# Figure data in JSON
——
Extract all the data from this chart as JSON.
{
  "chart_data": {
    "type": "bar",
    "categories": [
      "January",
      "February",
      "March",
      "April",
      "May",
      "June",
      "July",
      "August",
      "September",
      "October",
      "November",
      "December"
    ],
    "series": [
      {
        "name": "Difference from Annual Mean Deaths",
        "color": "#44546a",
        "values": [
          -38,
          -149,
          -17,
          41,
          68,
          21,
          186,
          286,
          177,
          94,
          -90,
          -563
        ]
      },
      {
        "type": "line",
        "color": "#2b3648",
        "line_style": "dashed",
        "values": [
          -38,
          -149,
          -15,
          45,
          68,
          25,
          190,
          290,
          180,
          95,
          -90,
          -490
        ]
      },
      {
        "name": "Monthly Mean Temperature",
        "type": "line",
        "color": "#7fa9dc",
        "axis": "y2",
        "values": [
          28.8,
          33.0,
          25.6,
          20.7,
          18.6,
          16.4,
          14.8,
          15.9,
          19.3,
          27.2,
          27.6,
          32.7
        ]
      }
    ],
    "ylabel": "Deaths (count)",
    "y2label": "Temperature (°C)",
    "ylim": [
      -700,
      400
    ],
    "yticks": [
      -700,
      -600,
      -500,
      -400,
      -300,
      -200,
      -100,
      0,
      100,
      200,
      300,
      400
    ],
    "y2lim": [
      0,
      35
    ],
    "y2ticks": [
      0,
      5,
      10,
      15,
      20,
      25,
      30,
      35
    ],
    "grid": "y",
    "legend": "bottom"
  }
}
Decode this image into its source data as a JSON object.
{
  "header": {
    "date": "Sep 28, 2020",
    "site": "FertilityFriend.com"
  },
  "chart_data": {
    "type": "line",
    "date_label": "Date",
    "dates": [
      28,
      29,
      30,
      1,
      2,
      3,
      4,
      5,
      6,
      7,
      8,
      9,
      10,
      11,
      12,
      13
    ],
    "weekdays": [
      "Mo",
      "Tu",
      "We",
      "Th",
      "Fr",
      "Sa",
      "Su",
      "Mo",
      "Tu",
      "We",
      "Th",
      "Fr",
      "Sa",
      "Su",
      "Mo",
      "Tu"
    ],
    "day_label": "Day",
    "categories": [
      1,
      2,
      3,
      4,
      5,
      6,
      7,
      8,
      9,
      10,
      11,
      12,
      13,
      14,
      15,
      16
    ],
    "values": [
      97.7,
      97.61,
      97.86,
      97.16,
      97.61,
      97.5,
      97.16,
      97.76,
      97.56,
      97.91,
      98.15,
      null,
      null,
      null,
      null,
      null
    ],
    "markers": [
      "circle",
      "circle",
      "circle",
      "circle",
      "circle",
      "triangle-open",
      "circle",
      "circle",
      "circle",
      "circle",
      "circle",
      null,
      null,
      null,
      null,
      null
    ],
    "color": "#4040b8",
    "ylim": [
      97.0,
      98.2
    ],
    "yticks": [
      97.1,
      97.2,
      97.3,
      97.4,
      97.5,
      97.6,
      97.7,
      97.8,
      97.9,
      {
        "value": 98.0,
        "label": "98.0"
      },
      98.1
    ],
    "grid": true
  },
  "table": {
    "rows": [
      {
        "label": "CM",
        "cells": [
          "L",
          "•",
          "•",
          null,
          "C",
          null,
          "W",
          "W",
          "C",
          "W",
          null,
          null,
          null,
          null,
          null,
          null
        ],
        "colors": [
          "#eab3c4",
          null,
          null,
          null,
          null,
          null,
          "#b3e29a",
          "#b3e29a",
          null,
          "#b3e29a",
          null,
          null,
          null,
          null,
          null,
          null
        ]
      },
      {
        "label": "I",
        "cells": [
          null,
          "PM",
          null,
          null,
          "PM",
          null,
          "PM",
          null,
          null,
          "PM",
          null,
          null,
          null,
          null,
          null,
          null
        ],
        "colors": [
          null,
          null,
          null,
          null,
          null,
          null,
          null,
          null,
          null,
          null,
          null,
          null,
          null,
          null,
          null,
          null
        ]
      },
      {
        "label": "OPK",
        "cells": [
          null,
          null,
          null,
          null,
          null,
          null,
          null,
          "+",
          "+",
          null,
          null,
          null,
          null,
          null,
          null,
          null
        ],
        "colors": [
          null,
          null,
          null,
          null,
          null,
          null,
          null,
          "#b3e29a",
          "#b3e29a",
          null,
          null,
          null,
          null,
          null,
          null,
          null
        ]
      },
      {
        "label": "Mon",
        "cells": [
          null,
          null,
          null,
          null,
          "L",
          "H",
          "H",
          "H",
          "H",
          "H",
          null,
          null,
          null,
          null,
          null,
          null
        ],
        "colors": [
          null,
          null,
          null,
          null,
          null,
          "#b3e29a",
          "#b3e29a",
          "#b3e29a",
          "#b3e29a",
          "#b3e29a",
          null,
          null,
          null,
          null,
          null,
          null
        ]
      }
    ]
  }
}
——
# Exercise instructions
Search the entries for the word "from" and gather every line where it appears.

# Result of the exercise
Extract all the data from this chart as JSON.
        "name": "Difference from Annual Mean Deaths",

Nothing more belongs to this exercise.